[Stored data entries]

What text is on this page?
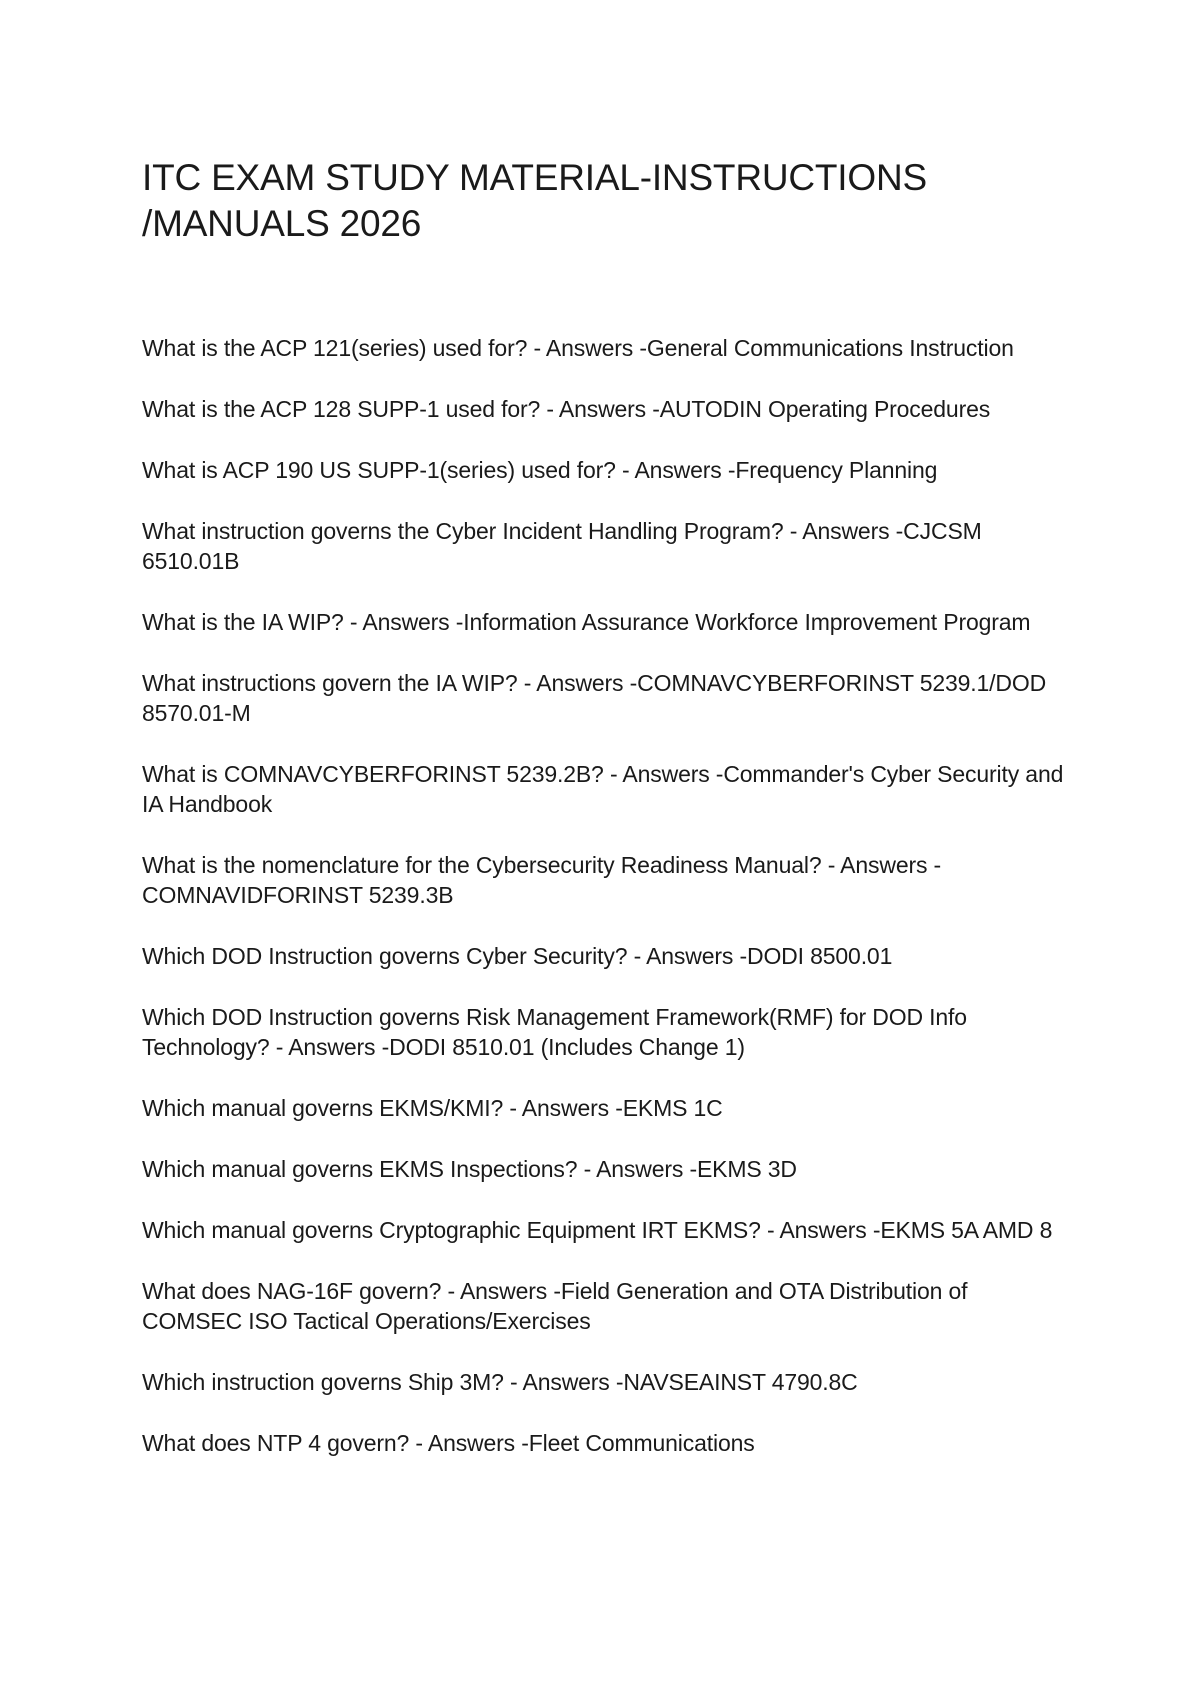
ITC EXAM STUDY MATERIAL-INSTRUCTIONS /MANUALS 2026

What is the ACP 121(series) used for? - Answers -General Communications Instruction

What is the ACP 128 SUPP-1 used for? - Answers -AUTODIN Operating Procedures

What is ACP 190 US SUPP-1(series) used for? - Answers -Frequency Planning

What instruction governs the Cyber Incident Handling Program? - Answers -CJCSM 6510.01B

What is the IA WIP? - Answers -Information Assurance Workforce Improvement Program

What instructions govern the IA WIP? - Answers -COMNAVCYBERFORINST 5239.1/DOD 8570.01-M

What is COMNAVCYBERFORINST 5239.2B? - Answers -Commander's Cyber Security and IA Handbook

What is the nomenclature for the Cybersecurity Readiness Manual? - Answers -COMNAVIDFORINST 5239.3B

Which DOD Instruction governs Cyber Security? - Answers -DODI 8500.01

Which DOD Instruction governs Risk Management Framework(RMF) for DOD Info Technology? - Answers -DODI 8510.01 (Includes Change 1)

Which manual governs EKMS/KMI? - Answers -EKMS 1C

Which manual governs EKMS Inspections? - Answers -EKMS 3D

Which manual governs Cryptographic Equipment IRT EKMS? - Answers -EKMS 5A AMD 8

What does NAG-16F govern? - Answers -Field Generation and OTA Distribution of COMSEC ISO Tactical Operations/Exercises

Which instruction governs Ship 3M? - Answers -NAVSEAINST 4790.8C

What does NTP 4 govern? - Answers -Fleet Communications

▶ REQUIRED WORK
Copy each line that holds the word "Which".

▶ OUTPUT FOR THIS TASK
Which DOD Instruction governs Cyber Security? - Answers -DODI 8500.01
Which DOD Instruction governs Risk Management Framework(RMF) for DOD Info Technology? - Answers -DODI 8510.01 (Includes Change 1)
Which manual governs EKMS/KMI? - Answers -EKMS 1C
Which manual governs EKMS Inspections? - Answers -EKMS 3D
Which manual governs Cryptographic Equipment IRT EKMS? - Answers -EKMS 5A AMD 8
Which instruction governs Ship 3M? - Answers -NAVSEAINST 4790.8C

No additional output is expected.